*Short exercise*:
Scan the records and identify every line in which the string "data" occurs, then return those lines.

*Stored records*:
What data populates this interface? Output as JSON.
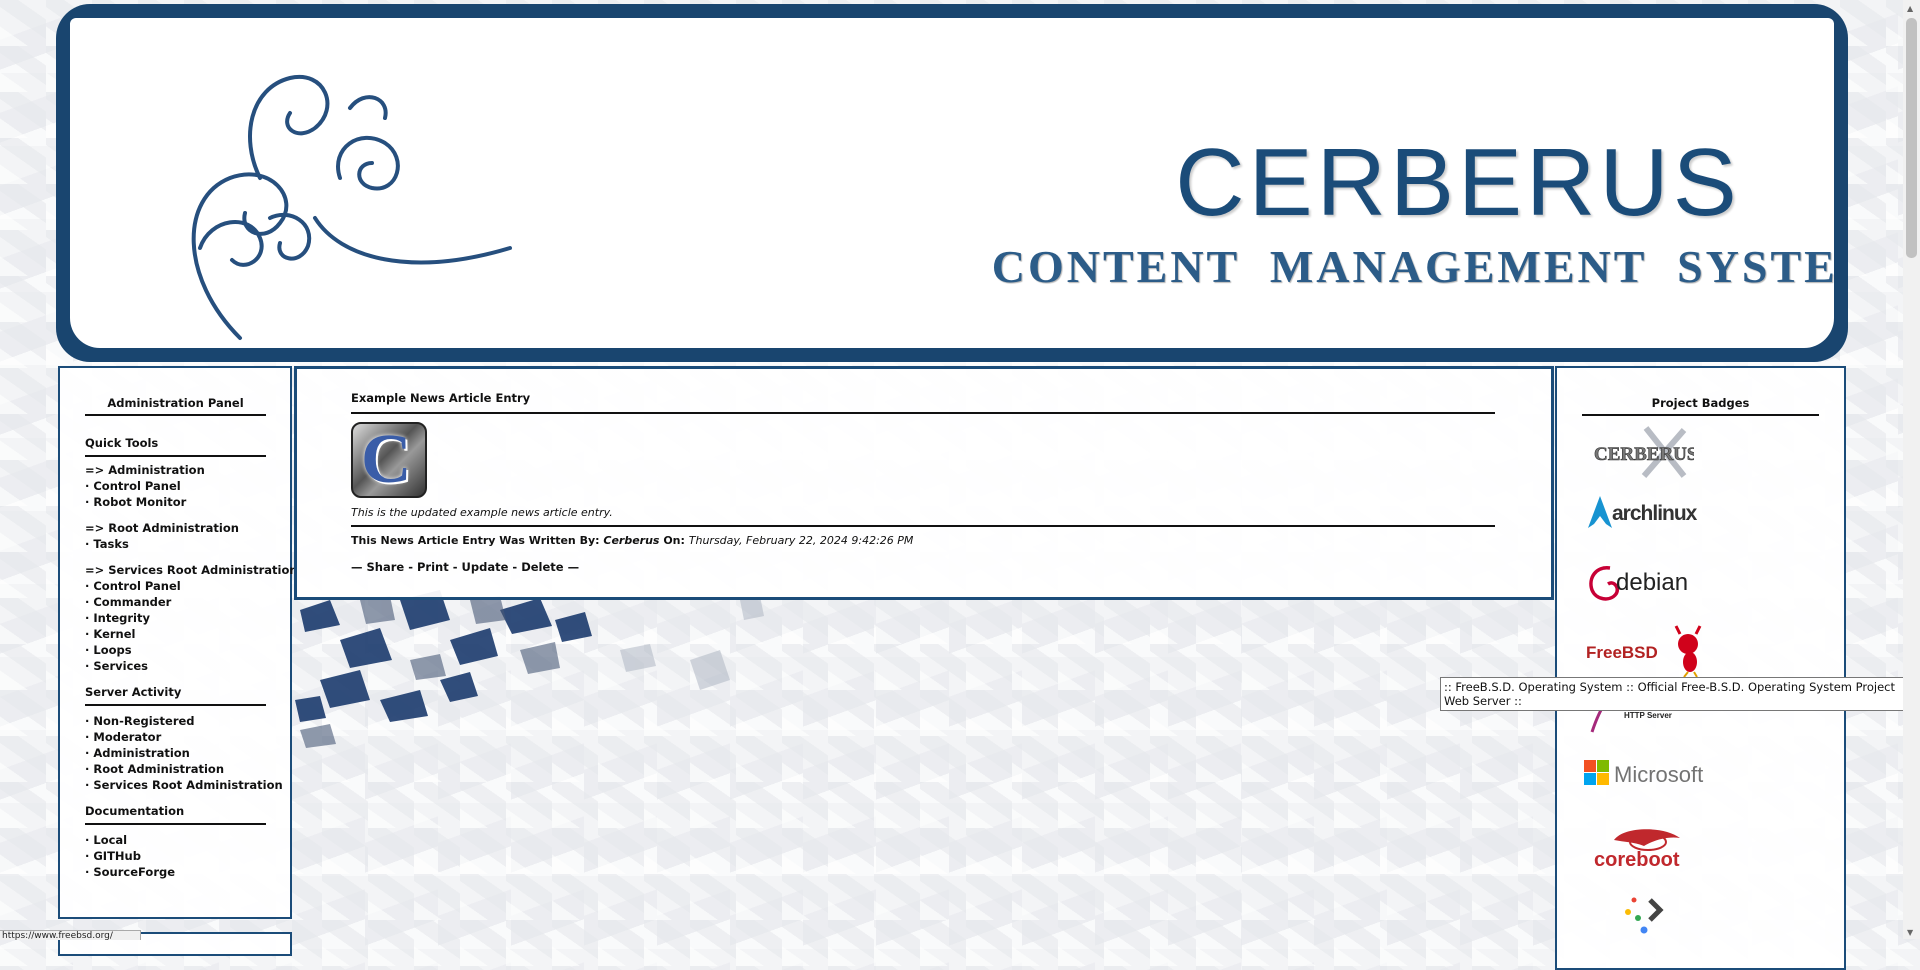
{
  "banner": {
    "title": "CERBERUS",
    "subtitle": "CONTENT MANAGEMENT SYSTEM"
  },
  "left_sidebar": {
    "title": "Administration Panel",
    "quick_tools": {
      "heading": "Quick Tools",
      "groups": [
        {
          "header": "=> Administration",
          "items": [
            "· Control Panel",
            "· Robot Monitor"
          ]
        },
        {
          "header": "=> Root Administration",
          "items": [
            "· Tasks"
          ]
        },
        {
          "header": "=> Services Root Administration",
          "items": [
            "· Control Panel",
            "· Commander",
            "· Integrity",
            "· Kernel",
            "· Loops",
            "· Services"
          ]
        }
      ]
    },
    "server_activity": {
      "heading": "Server Activity",
      "items": [
        "· Non-Registered",
        "· Moderator",
        "· Administration",
        "· Root Administration",
        "· Services Root Administration"
      ]
    },
    "documentation": {
      "heading": "Documentation",
      "items": [
        "· Local",
        "· GITHub",
        "· SourceForge"
      ]
    }
  },
  "article": {
    "title": "Example News Article Entry",
    "body": "This is the updated example news article entry.",
    "meta_prefix": "This News Article Entry Was Written By:",
    "author": "Cerberus",
    "meta_on": "On:",
    "date": "Thursday, February 22, 2024 9:42:26 PM",
    "actions": [
      "— Share -",
      "Print -",
      "Update -",
      "Delete —"
    ]
  },
  "right_sidebar": {
    "title": "Project Badges",
    "badges": [
      {
        "label": "CERBERUS",
        "icon": "cerberus-logo-icon"
      },
      {
        "label": "archlinux",
        "icon": "archlinux-logo-icon"
      },
      {
        "label": "debian",
        "icon": "debian-logo-icon"
      },
      {
        "label": "FreeBSD",
        "icon": "freebsd-logo-icon"
      },
      {
        "label": "HTTP Server",
        "icon": "apache-logo-icon"
      },
      {
        "label": "Microsoft",
        "icon": "microsoft-logo-icon"
      },
      {
        "label": "coreboot",
        "icon": "coreboot-logo-icon"
      },
      {
        "label": "",
        "icon": "dots-arrow-logo-icon"
      }
    ]
  },
  "tooltip": ":: FreeB.S.D. Operating System :: Official Free-B.S.D. Operating System Project Web Server ::",
  "statusbar": "https://www.freebsd.org/"
}
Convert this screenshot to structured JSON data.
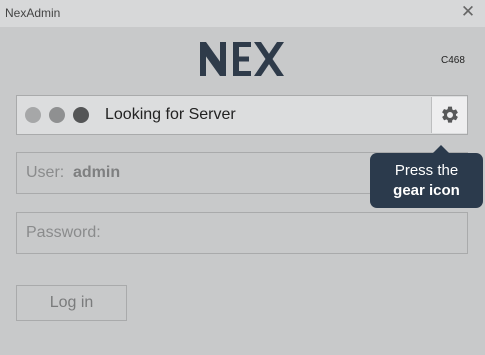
{
  "window": {
    "title": "NexAdmin",
    "close_glyph": "✕"
  },
  "brand": {
    "logo_alt": "NEX",
    "code": "C468"
  },
  "status": {
    "text": "Looking for Server",
    "settings_icon": "gear-icon"
  },
  "tooltip": {
    "line1": "Press the",
    "line2": "gear icon"
  },
  "login": {
    "user_label": "User:",
    "user_value": "admin",
    "password_label": "Password:",
    "login_button": "Log in"
  },
  "colors": {
    "background": "#c8c9ca",
    "tooltip_bg": "#2b3a4c",
    "logo": "#2f3b4a"
  }
}
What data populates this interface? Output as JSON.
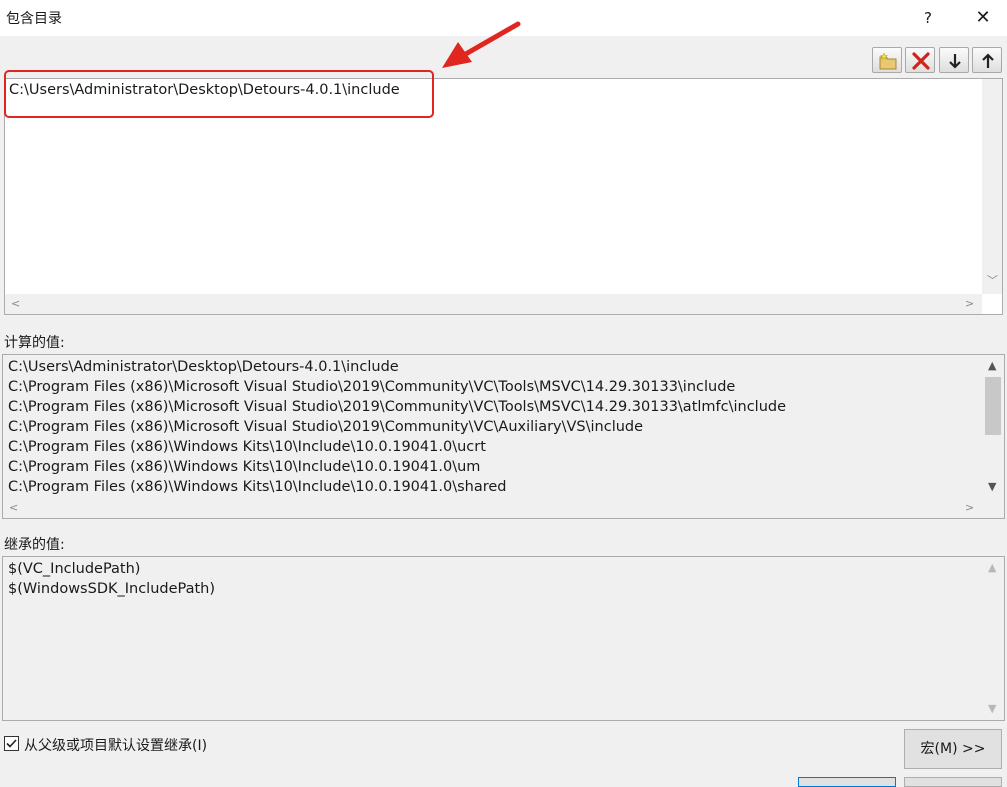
{
  "window": {
    "title": "包含目录",
    "help_label": "?",
    "close_label": "✕"
  },
  "toolbar": {
    "new_line_icon": "new-folder-icon",
    "delete_icon": "delete-x-icon",
    "move_down_icon": "arrow-down-icon",
    "move_up_icon": "arrow-up-icon"
  },
  "editor": {
    "lines": [
      "C:\\Users\\Administrator\\Desktop\\Detours-4.0.1\\include"
    ]
  },
  "computed": {
    "label": "计算的值:",
    "lines": [
      "C:\\Users\\Administrator\\Desktop\\Detours-4.0.1\\include",
      "C:\\Program Files (x86)\\Microsoft Visual Studio\\2019\\Community\\VC\\Tools\\MSVC\\14.29.30133\\include",
      "C:\\Program Files (x86)\\Microsoft Visual Studio\\2019\\Community\\VC\\Tools\\MSVC\\14.29.30133\\atlmfc\\include",
      "C:\\Program Files (x86)\\Microsoft Visual Studio\\2019\\Community\\VC\\Auxiliary\\VS\\include",
      "C:\\Program Files (x86)\\Windows Kits\\10\\Include\\10.0.19041.0\\ucrt",
      "C:\\Program Files (x86)\\Windows Kits\\10\\Include\\10.0.19041.0\\um",
      "C:\\Program Files (x86)\\Windows Kits\\10\\Include\\10.0.19041.0\\shared"
    ]
  },
  "inherited": {
    "label": "继承的值:",
    "lines": [
      "$(VC_IncludePath)",
      "$(WindowsSDK_IncludePath)"
    ]
  },
  "inherit_checkbox": {
    "label": "从父级或项目默认设置继承(I)",
    "checked": true
  },
  "macro_button": "宏(M) >>",
  "colors": {
    "annotation": "#e0261f",
    "dialog_bg": "#f0f0f0"
  }
}
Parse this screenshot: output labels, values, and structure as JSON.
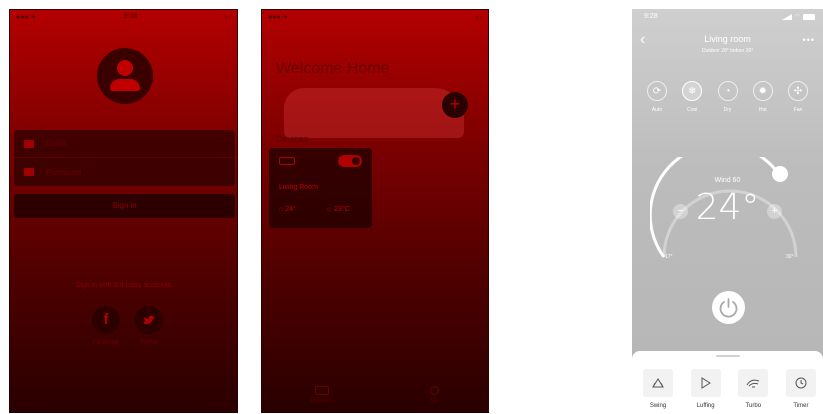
{
  "screen1": {
    "status_time": "9:38",
    "email_placeholder": "Email",
    "password_placeholder": "Password",
    "signin_label": "Sign in",
    "third_party_text": "Sign in with 3rd-party accounts",
    "facebook_glyph": "f",
    "facebook_label": "Facebook",
    "twitter_label": "Twitter"
  },
  "screen2": {
    "welcome": "Welcome Home",
    "add_glyph": "+",
    "devices_label": "Devices",
    "device_name": "Living Room",
    "indoor_temp": "24°",
    "outdoor_temp": "23°C",
    "tab_devices": "Devices",
    "tab_me": "Me"
  },
  "screen3": {
    "time": "9:28",
    "back_glyph": "‹",
    "title": "Living room",
    "subtitle": "Outdoor 28°  Indoor 26°",
    "more_glyph": "•••",
    "modes": [
      {
        "label": "Auto",
        "icon": "auto-icon",
        "glyph": "⟳"
      },
      {
        "label": "Cool",
        "icon": "snowflake-icon",
        "glyph": "❄"
      },
      {
        "label": "Dry",
        "icon": "drop-icon",
        "glyph": "◔"
      },
      {
        "label": "Hot",
        "icon": "sun-icon",
        "glyph": "✹"
      },
      {
        "label": "Fan",
        "icon": "fan-icon",
        "glyph": "✣"
      }
    ],
    "active_mode": "Cool",
    "wind": "Wind 60",
    "temperature": "24°",
    "minus_glyph": "−",
    "plus_glyph": "+",
    "min_temp": "17°",
    "max_temp": "30°",
    "functions": [
      {
        "label": "Swing",
        "icon": "swing-icon"
      },
      {
        "label": "Luffing",
        "icon": "luffing-icon"
      },
      {
        "label": "Turbo",
        "icon": "turbo-icon"
      },
      {
        "label": "Timer",
        "icon": "timer-icon"
      }
    ]
  }
}
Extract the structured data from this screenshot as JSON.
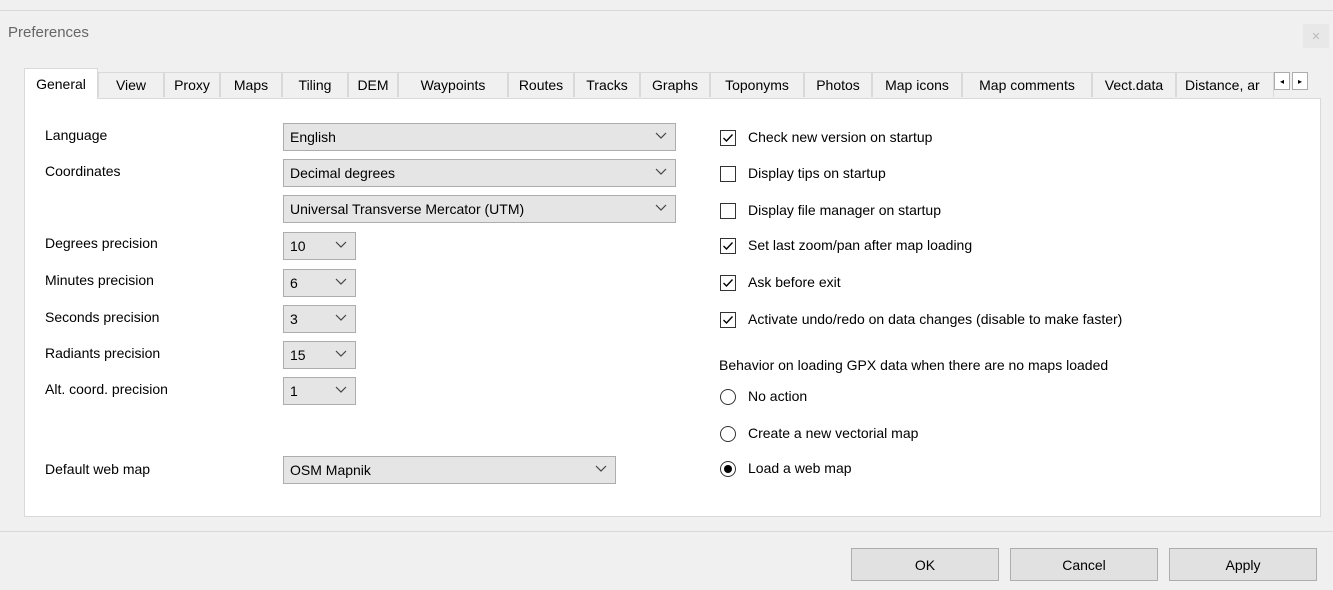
{
  "window": {
    "title": "Preferences",
    "close_glyph": "✕"
  },
  "tabs": [
    {
      "label": "General",
      "active": true
    },
    {
      "label": "View"
    },
    {
      "label": "Proxy"
    },
    {
      "label": "Maps"
    },
    {
      "label": "Tiling"
    },
    {
      "label": "DEM"
    },
    {
      "label": "Waypoints"
    },
    {
      "label": "Routes"
    },
    {
      "label": "Tracks"
    },
    {
      "label": "Graphs"
    },
    {
      "label": "Toponyms"
    },
    {
      "label": "Photos"
    },
    {
      "label": "Map icons"
    },
    {
      "label": "Map comments"
    },
    {
      "label": "Vect.data"
    },
    {
      "label": "Distance, ar"
    }
  ],
  "tab_scroll": {
    "left_glyph": "◂",
    "right_glyph": "▸"
  },
  "general": {
    "language": {
      "label": "Language",
      "value": "English"
    },
    "coordinates": {
      "label": "Coordinates",
      "value": "Decimal degrees",
      "grid_value": "Universal Transverse Mercator (UTM)"
    },
    "precision": [
      {
        "label": "Degrees precision",
        "value": "10"
      },
      {
        "label": "Minutes precision",
        "value": "6"
      },
      {
        "label": "Seconds precision",
        "value": "3"
      },
      {
        "label": "Radiants precision",
        "value": "15"
      },
      {
        "label": "Alt. coord. precision",
        "value": "1"
      }
    ],
    "default_web_map": {
      "label": "Default web map",
      "value": "OSM Mapnik"
    },
    "checkboxes": [
      {
        "label": "Check new version on startup",
        "checked": true
      },
      {
        "label": "Display tips on startup",
        "checked": false
      },
      {
        "label": "Display file manager on startup",
        "checked": false
      },
      {
        "label": "Set last zoom/pan after map loading",
        "checked": true
      },
      {
        "label": "Ask before exit",
        "checked": true
      },
      {
        "label": "Activate undo/redo on data changes (disable to make faster)",
        "checked": true
      }
    ],
    "gpx_behavior": {
      "label": "Behavior on loading GPX data when there are no maps loaded",
      "options": [
        {
          "label": "No action",
          "selected": false
        },
        {
          "label": "Create a new vectorial map",
          "selected": false
        },
        {
          "label": "Load a web map",
          "selected": true
        }
      ]
    }
  },
  "buttons": {
    "ok": "OK",
    "cancel": "Cancel",
    "apply": "Apply"
  },
  "colors": {
    "window_bg": "#f0f0f0",
    "panel_bg": "#ffffff",
    "combo_bg": "#e5e5e5",
    "button_bg": "#e1e1e1"
  }
}
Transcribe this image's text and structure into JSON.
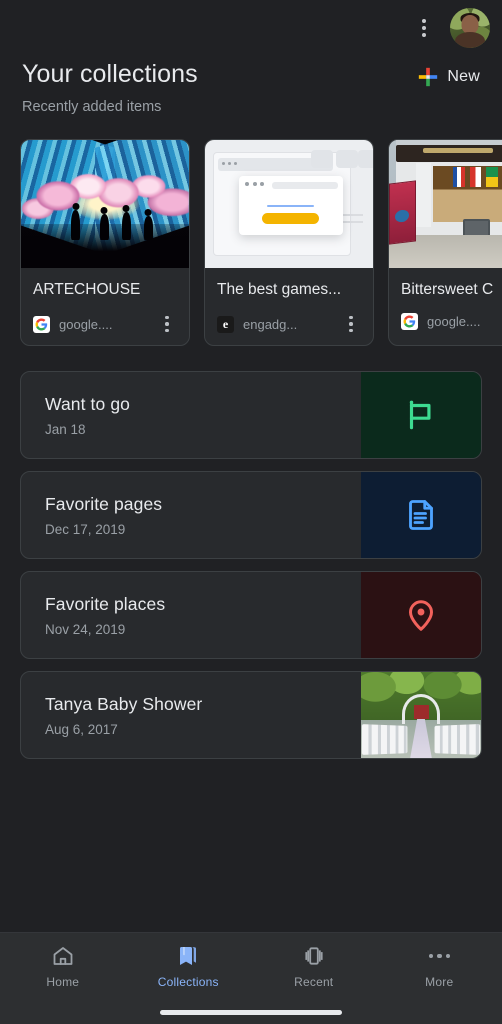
{
  "app": {
    "theme": "dark",
    "background_color": "#202124"
  },
  "topbar": {
    "overflow_menu": "more-options",
    "avatar_label": "Account"
  },
  "header": {
    "title": "Your collections",
    "subtitle": "Recently added items",
    "new_button_label": "New"
  },
  "recent_cards": [
    {
      "title": "ARTECHOUSE",
      "source": "google....",
      "favicon": "google-icon",
      "thumb": "immersive-art-installation"
    },
    {
      "title": "The best games...",
      "source": "engadg...",
      "favicon": "engadget-icon",
      "thumb": "browser-window-illustration"
    },
    {
      "title": "Bittersweet C",
      "source": "google....",
      "favicon": "google-icon",
      "thumb": "storefront-photo"
    }
  ],
  "collections": [
    {
      "title": "Want to go",
      "date": "Jan 18",
      "tile_type": "icon",
      "icon": "flag-icon",
      "icon_color": "#3ddc91",
      "tile_color": "#0b2a1c"
    },
    {
      "title": "Favorite pages",
      "date": "Dec 17, 2019",
      "tile_type": "icon",
      "icon": "document-icon",
      "icon_color": "#4da3ff",
      "tile_color": "#0d1d33"
    },
    {
      "title": "Favorite places",
      "date": "Nov 24, 2019",
      "tile_type": "icon",
      "icon": "location-pin-icon",
      "icon_color": "#f2625c",
      "tile_color": "#2b1113"
    },
    {
      "title": "Tanya Baby Shower",
      "date": "Aug 6, 2017",
      "tile_type": "photo",
      "icon": "wedding-venue-photo",
      "icon_color": "",
      "tile_color": "#3c5c2a"
    }
  ],
  "bottom_nav": {
    "items": [
      {
        "label": "Home",
        "icon": "home-icon",
        "active": false
      },
      {
        "label": "Collections",
        "icon": "collections-bookmark-icon",
        "active": true
      },
      {
        "label": "Recent",
        "icon": "recent-tabs-icon",
        "active": false
      },
      {
        "label": "More",
        "icon": "more-horizontal-icon",
        "active": false
      }
    ],
    "active_color": "#8ab4f8",
    "inactive_color": "#9aa0a6"
  }
}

*Result of the task*:
What data populates this interface? Output as JSON.
Convert this screenshot to structured JSON data.
What data populates this interface? Output as JSON.
Extract the structured data from this screenshot as JSON.
      "label": "Vect.data"
        "label": "Activate undo/redo on data changes (disable to make faster)",
      "label": "Behavior on loading GPX data when there are no maps loaded",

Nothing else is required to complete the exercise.